PROVIDED DATA:
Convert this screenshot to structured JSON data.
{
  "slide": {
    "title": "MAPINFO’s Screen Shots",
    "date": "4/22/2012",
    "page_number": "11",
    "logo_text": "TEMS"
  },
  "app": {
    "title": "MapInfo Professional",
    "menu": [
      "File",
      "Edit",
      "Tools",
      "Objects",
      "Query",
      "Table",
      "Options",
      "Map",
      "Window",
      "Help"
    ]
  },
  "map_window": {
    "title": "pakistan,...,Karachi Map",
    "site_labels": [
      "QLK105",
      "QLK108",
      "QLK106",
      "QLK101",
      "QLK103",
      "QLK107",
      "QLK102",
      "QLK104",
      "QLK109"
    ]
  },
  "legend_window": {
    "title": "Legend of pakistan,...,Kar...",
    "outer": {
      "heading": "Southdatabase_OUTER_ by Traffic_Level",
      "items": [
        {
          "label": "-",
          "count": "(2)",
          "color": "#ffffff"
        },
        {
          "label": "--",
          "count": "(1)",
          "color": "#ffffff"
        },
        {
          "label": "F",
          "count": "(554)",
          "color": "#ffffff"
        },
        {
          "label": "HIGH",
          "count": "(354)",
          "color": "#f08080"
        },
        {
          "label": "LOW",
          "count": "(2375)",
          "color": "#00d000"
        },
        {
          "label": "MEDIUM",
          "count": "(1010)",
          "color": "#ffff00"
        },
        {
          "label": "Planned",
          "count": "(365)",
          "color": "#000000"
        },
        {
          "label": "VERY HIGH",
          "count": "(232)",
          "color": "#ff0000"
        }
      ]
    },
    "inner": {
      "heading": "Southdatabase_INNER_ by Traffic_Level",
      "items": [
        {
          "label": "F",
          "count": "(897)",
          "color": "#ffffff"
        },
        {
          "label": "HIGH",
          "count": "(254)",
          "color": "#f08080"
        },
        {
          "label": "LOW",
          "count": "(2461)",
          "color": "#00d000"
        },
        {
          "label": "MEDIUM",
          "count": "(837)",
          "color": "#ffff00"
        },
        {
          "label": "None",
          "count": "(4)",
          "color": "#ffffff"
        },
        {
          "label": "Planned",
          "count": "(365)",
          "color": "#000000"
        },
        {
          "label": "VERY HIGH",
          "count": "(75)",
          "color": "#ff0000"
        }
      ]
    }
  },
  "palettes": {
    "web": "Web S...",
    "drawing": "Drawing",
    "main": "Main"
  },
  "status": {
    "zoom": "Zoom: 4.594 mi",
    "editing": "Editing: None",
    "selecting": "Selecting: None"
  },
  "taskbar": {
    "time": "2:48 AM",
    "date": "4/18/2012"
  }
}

EXERCISE AIM: Repeat each record in full; every line must match exactly.

SOLUTION TO THIS EXERCISE:
Convert this screenshot to structured JSON data.
{
  "slide": {
    "title": "MAPINFO’s Screen Shots",
    "date": "4/22/2012",
    "page_number": "11",
    "logo_text": "TEMS"
  },
  "app": {
    "title": "MapInfo Professional",
    "menu": [
      "File",
      "Edit",
      "Tools",
      "Objects",
      "Query",
      "Table",
      "Options",
      "Map",
      "Window",
      "Help"
    ]
  },
  "map_window": {
    "title": "pakistan,...,Karachi Map",
    "site_labels": [
      "QLK105",
      "QLK108",
      "QLK106",
      "QLK101",
      "QLK103",
      "QLK107",
      "QLK102",
      "QLK104",
      "QLK109"
    ]
  },
  "legend_window": {
    "title": "Legend of pakistan,...,Kar...",
    "outer": {
      "heading": "Southdatabase_OUTER_ by Traffic_Level",
      "items": [
        {
          "label": "-",
          "count": "(2)",
          "color": "#ffffff"
        },
        {
          "label": "--",
          "count": "(1)",
          "color": "#ffffff"
        },
        {
          "label": "F",
          "count": "(554)",
          "color": "#ffffff"
        },
        {
          "label": "HIGH",
          "count": "(354)",
          "color": "#f08080"
        },
        {
          "label": "LOW",
          "count": "(2375)",
          "color": "#00d000"
        },
        {
          "label": "MEDIUM",
          "count": "(1010)",
          "color": "#ffff00"
        },
        {
          "label": "Planned",
          "count": "(365)",
          "color": "#000000"
        },
        {
          "label": "VERY HIGH",
          "count": "(232)",
          "color": "#ff0000"
        }
      ]
    },
    "inner": {
      "heading": "Southdatabase_INNER_ by Traffic_Level",
      "items": [
        {
          "label": "F",
          "count": "(897)",
          "color": "#ffffff"
        },
        {
          "label": "HIGH",
          "count": "(254)",
          "color": "#f08080"
        },
        {
          "label": "LOW",
          "count": "(2461)",
          "color": "#00d000"
        },
        {
          "label": "MEDIUM",
          "count": "(837)",
          "color": "#ffff00"
        },
        {
          "label": "None",
          "count": "(4)",
          "color": "#ffffff"
        },
        {
          "label": "Planned",
          "count": "(365)",
          "color": "#000000"
        },
        {
          "label": "VERY HIGH",
          "count": "(75)",
          "color": "#ff0000"
        }
      ]
    }
  },
  "palettes": {
    "web": "Web S...",
    "drawing": "Drawing",
    "main": "Main"
  },
  "status": {
    "zoom": "Zoom: 4.594 mi",
    "editing": "Editing: None",
    "selecting": "Selecting: None"
  },
  "taskbar": {
    "time": "2:48 AM",
    "date": "4/18/2012"
  }
}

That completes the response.